La provincia armena di Syunik è al centro di nuove tensioni tra Armenia e Azerbaijan: la sua posizione strategica stimola appetiti e rivendicazioni contrastanti, creando nuove tensioni tra Yerevan e Baku dopo il conflitto armato in Nagorno Karabakh
La crisi intorno all’area di Syunik è iniziata con il contenzioso transfrontaliero del 12 maggio. Si inserisce nel quadro di problemi di demarcazione di confine che recentemente hanno anche causato un ritorno alle armi. Il cessate-il-fuoco è minacciato da questioni irrisolte, e gli incidenti di scambio di fuoco che causano feriti e morti – tre armeni solo nella giornata del 28 luglio - sono ormai più frequenti lungo il confine armeno-azero che nell’area contesa del Nagorno-Karabakh. La delimitazione del confine è divenuta una crisi a sé stante, e all’interno di questo quadro Syunik ha una posizione particolare.
Il fronte meridionale
Syunik si insinua fra la exclave azera del Nakhchivan e le aree tornate sotto il controllo azero con l’ultima guerra. Inizialmente le tensioni hanno riguardato il lato est, dove il confine non è delimitato. Da fine maggio la sicurezza è andata deteriorandosi anche lungo il confine con il Nakhchivan, da sud, Syunik, fino alla zona di Ararat e sono iniziati una serie di incidenti non sempre confermati da ambo le parti. In genere è il ministero della Difesa dell’Azerbaijan che lamenta più provocazioni da parte armena. In alcuni casi invece gli episodi di violazione del cessate-il-fuoco sono confermati da entrambe le parti. È il caso dei numerosi incidenti segnalati nella seconda metà di luglio intorno a Yeraskh, dove il 20 luglio un militare azero e un civile armeno sono rimasti feriti.
Syunik è insomma presa, letteralmente, fra due fuochi, per via dei confini. Ma anche il suo nome e l’uso che si intende fare del suo territorio sono fonte di grande tensione.
Rivendicazioni storiche
Per l’Azerbaijan Syunik è lo Zangezur occidentale. Così lo ha definito anche recentemente in un discorso ufficiale il Presidente Ilham Aliev, indicandolo come storica terra dell’Azerbaijan, dove gli azeri dovranno tornare a vivere. Gli armeni, ovviamente, vedono queste rivendicazioni storiche come fumo negli occhi, e temono che i presidi militari che gli azeri hanno creato in aree di confine a demarcazione ancora non concordata non siano altro che il preludio di una nuova aggressione azera.

▶ [Cosa fare]:
#1 Riassumi in due frasi il testo sulla provincia di Syunik.
#2 Ricopia alla lettera le righe dei record, partendo dalla prima e fermandoti dopo la riga che contiene "wire row2 battery".

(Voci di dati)
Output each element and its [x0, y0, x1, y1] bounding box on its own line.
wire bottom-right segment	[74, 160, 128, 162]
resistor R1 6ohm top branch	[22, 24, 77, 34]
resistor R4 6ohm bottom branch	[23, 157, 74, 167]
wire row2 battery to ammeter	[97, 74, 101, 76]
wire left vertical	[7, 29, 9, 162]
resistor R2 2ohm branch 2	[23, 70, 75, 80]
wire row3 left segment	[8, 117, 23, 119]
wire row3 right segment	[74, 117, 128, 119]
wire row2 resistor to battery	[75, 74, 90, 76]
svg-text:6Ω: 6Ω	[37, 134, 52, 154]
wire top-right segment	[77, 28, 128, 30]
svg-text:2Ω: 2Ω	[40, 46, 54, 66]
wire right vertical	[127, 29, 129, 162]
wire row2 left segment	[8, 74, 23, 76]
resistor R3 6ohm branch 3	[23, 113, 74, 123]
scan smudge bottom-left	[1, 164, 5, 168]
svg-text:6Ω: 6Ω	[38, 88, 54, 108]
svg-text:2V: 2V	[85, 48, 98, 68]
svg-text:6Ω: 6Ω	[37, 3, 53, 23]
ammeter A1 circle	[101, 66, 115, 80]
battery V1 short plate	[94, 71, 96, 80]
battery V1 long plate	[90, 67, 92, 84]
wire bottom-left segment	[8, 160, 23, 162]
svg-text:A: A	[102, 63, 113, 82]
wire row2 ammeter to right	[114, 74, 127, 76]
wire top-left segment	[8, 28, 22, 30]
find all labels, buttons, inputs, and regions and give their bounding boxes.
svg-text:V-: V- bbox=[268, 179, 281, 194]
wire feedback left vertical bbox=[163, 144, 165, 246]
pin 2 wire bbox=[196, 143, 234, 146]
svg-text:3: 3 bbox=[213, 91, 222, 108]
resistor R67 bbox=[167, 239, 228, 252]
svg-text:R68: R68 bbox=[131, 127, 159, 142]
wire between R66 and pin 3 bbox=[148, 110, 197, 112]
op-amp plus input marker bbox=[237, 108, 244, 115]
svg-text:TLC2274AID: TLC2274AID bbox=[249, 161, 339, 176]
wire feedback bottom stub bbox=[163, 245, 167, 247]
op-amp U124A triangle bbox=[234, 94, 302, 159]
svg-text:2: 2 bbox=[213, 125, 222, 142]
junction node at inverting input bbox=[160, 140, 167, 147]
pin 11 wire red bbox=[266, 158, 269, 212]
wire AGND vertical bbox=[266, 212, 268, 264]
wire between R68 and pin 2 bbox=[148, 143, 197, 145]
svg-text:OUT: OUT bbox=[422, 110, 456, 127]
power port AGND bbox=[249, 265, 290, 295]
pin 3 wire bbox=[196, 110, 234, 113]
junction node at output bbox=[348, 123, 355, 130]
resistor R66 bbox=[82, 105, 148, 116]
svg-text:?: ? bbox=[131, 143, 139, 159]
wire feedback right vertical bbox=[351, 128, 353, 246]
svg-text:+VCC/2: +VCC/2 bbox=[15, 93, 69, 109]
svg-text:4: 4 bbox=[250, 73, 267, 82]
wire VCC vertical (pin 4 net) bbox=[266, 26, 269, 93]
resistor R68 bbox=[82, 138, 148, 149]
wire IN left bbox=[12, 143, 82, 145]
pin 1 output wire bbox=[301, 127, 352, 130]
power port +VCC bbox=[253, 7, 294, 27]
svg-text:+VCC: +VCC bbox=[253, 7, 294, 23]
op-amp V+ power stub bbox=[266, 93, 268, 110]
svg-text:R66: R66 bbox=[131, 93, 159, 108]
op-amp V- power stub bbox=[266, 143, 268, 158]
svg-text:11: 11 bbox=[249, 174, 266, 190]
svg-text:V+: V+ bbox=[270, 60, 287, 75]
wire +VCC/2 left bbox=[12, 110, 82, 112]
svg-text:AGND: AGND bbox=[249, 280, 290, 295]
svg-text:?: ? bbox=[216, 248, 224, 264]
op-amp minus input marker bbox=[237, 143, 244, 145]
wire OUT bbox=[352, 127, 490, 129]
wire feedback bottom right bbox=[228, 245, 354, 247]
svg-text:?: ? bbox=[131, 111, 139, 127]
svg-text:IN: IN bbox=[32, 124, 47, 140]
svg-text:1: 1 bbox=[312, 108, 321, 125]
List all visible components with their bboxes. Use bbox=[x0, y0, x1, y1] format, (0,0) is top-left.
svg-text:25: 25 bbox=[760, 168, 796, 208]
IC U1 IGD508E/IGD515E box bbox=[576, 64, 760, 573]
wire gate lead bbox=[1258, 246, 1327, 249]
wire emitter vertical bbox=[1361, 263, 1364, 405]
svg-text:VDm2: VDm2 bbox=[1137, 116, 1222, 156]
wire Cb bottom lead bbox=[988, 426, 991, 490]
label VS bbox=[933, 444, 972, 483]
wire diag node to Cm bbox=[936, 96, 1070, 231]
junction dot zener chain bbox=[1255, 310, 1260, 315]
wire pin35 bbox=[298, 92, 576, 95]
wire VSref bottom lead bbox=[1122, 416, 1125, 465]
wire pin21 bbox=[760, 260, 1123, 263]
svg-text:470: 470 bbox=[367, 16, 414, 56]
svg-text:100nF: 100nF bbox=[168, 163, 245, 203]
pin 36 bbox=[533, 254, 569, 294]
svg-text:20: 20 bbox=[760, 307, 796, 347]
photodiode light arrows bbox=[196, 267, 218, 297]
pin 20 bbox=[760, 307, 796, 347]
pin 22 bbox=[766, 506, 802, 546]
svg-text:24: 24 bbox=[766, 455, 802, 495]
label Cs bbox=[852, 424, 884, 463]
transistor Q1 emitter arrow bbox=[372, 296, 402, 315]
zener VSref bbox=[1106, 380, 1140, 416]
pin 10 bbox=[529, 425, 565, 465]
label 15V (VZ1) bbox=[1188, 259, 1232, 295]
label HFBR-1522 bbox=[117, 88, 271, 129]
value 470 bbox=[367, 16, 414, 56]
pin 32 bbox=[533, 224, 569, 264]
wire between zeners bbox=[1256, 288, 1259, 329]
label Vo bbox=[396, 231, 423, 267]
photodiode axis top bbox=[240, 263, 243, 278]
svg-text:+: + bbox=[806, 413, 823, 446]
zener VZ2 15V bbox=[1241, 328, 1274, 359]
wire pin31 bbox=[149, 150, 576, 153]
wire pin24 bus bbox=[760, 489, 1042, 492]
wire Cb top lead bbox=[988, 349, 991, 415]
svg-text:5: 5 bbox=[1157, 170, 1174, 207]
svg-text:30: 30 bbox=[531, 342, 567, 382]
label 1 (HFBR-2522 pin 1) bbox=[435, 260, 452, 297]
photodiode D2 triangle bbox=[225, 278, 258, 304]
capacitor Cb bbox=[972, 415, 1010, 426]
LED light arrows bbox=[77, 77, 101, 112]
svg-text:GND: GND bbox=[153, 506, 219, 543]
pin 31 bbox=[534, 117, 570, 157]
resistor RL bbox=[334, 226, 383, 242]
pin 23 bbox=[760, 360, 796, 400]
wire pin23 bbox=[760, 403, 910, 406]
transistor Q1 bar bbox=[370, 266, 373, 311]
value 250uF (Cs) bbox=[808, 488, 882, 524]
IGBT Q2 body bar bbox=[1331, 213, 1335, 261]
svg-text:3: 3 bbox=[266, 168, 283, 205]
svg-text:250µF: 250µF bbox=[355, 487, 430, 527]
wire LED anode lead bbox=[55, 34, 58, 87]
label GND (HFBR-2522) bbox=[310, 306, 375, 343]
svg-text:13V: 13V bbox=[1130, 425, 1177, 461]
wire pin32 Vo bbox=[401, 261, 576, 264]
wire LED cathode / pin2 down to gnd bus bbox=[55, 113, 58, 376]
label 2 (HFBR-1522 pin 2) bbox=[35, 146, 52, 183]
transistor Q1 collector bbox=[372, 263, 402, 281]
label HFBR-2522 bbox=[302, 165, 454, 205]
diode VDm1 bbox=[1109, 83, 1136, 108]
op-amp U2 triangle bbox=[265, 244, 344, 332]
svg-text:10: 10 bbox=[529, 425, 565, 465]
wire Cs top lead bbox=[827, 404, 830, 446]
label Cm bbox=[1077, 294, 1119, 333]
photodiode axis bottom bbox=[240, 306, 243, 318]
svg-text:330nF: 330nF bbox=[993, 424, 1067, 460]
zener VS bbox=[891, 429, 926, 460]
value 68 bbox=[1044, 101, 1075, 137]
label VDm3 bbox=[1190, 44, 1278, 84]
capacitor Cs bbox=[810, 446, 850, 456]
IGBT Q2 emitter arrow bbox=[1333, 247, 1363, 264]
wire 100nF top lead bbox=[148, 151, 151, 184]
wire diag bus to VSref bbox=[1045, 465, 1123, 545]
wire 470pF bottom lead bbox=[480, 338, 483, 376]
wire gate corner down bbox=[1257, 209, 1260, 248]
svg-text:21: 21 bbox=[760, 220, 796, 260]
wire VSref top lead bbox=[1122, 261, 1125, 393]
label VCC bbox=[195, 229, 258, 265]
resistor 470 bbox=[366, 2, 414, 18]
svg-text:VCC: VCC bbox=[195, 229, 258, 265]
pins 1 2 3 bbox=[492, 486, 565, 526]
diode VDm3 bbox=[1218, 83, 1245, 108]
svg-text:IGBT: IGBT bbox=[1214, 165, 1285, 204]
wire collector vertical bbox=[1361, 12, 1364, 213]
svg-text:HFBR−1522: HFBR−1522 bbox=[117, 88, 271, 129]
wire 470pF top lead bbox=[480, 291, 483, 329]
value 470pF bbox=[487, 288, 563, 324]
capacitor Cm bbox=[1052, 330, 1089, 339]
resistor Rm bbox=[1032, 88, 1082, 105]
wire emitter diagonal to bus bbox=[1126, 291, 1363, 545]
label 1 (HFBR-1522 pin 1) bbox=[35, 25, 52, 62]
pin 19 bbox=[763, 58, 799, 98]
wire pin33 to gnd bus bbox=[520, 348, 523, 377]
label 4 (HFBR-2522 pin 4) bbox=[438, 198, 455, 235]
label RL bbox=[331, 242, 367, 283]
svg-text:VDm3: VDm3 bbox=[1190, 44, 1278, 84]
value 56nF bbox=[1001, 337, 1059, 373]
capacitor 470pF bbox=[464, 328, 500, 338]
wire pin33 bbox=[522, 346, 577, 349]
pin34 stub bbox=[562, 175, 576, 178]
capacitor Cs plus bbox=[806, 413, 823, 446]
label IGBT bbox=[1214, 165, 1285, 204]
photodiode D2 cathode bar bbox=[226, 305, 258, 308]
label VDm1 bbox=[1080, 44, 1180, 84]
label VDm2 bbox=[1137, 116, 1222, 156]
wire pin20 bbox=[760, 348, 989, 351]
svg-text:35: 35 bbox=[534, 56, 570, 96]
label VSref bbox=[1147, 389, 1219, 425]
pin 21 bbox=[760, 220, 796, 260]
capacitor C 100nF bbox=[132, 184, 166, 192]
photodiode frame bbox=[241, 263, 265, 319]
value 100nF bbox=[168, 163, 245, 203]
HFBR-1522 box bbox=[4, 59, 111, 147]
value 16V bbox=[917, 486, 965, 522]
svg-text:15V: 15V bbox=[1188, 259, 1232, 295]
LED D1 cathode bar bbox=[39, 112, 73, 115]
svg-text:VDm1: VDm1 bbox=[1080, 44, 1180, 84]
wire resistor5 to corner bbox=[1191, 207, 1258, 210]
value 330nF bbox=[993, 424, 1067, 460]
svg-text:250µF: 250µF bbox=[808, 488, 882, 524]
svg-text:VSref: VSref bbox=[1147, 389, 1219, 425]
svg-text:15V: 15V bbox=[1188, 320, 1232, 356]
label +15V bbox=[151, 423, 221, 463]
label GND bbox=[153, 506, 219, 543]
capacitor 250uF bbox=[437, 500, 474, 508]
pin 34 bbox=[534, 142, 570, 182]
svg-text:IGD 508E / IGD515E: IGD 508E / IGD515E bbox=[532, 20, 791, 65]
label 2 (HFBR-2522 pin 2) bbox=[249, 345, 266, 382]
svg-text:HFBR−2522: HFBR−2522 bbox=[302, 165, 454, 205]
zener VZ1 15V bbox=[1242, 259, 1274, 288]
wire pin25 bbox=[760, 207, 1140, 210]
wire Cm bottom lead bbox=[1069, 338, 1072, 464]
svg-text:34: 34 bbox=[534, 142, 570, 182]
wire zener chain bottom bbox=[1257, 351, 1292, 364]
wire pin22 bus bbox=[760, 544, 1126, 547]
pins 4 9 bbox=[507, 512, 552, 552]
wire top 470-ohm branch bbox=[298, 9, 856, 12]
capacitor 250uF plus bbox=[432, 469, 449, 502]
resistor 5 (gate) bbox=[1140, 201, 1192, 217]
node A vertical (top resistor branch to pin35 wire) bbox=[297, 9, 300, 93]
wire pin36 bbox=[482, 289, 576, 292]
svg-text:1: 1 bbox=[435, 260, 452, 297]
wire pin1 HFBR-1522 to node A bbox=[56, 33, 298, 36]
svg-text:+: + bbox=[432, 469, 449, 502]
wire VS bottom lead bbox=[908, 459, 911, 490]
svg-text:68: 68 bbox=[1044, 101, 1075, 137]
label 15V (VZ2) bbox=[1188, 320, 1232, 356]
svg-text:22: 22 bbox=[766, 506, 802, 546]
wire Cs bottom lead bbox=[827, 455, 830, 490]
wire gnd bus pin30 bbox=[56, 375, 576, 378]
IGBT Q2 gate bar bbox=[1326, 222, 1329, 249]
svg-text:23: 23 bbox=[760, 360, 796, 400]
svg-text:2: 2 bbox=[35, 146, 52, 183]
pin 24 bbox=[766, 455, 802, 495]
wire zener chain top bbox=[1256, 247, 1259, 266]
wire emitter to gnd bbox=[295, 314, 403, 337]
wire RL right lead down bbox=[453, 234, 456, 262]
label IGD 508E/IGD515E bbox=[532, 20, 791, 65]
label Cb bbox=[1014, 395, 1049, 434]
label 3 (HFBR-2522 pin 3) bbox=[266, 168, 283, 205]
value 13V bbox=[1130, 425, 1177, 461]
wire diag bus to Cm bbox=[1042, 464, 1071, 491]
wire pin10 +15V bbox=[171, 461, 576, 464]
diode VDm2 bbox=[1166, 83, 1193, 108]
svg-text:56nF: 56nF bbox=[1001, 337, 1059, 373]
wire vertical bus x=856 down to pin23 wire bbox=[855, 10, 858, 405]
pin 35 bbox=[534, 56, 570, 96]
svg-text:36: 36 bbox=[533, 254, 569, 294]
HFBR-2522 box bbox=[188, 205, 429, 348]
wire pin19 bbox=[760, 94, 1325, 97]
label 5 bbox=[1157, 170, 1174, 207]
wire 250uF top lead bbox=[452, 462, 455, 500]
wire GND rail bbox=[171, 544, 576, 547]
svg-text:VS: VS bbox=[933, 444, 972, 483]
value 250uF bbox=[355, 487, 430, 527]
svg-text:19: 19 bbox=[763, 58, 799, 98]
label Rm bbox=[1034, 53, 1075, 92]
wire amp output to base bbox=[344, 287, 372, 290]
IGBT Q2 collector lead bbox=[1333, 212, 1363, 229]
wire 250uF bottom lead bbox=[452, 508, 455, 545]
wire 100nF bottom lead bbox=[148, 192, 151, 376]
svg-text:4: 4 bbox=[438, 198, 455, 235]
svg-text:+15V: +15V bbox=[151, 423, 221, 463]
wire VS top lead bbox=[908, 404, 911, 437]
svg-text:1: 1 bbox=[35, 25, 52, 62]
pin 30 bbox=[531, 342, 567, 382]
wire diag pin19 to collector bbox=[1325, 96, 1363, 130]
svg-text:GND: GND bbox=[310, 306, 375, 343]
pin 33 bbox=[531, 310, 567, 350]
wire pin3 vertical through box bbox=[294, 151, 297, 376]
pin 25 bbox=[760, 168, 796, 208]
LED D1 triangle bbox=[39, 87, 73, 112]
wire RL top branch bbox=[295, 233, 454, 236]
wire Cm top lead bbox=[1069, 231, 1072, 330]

▶ [Soluzioni]:
#1 La provincia armena di Syunik è al centro di nuove tensioni tra Armenia e Azerbaijan, legate a problemi di demarcazione del confine che hanno riportato incidenti di scambio di fuoco con feriti e morti lungo il confine armeno-azero. Per l'Azerbaijan Syunik è lo Zangezur occidentale, storica terra azera, mentre gli armeni temono che i presidi militari azeri nelle aree di confine non concordate siano il preludio di una nuova aggressione.

#2
Output each element and its [x0, y0, x1, y1] bounding box on its own line.
wire bottom-right segment	[74, 160, 128, 162]
resistor R1 6ohm top branch	[22, 24, 77, 34]
resistor R4 6ohm bottom branch	[23, 157, 74, 167]
wire row2 battery to ammeter	[97, 74, 101, 76]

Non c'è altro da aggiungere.